The task: Repeat the records below exactly, leaving out any pictures.

Entries:
++++++++++

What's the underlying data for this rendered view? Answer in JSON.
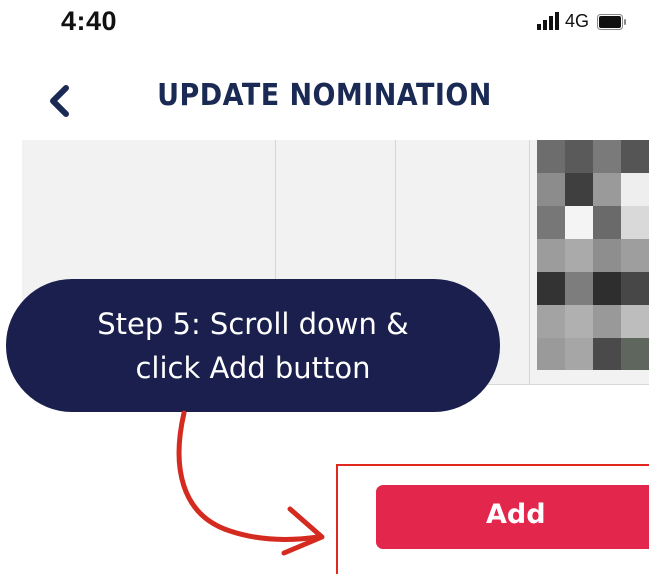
{
  "status_bar": {
    "time": "4:40",
    "network": "4G",
    "icons": [
      "signal-icon",
      "battery-icon"
    ]
  },
  "header": {
    "back_icon": "chevron-left-icon",
    "title": "UPDATE NOMINATION"
  },
  "callout": {
    "line1": "Step 5: Scroll down &",
    "line2": "click Add button"
  },
  "add_button": {
    "label": "Add"
  },
  "colors": {
    "title": "#1a2a55",
    "callout_bg": "#1a1f4d",
    "add_button": "#e3264c",
    "annotation_red": "#e0281f"
  }
}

++++++++++

Solution to this problem:
What's the underlying data for this rendered view? Answer in JSON.
{
  "status_bar": {
    "time": "4:40",
    "network": "4G",
    "icons": [
      "signal-icon",
      "battery-icon"
    ]
  },
  "header": {
    "back_icon": "chevron-left-icon",
    "title": "UPDATE NOMINATION"
  },
  "callout": {
    "line1": "Step 5: Scroll down &",
    "line2": "click Add button"
  },
  "add_button": {
    "label": "Add"
  },
  "colors": {
    "title": "#1a2a55",
    "callout_bg": "#1a1f4d",
    "add_button": "#e3264c",
    "annotation_red": "#e0281f"
  }
}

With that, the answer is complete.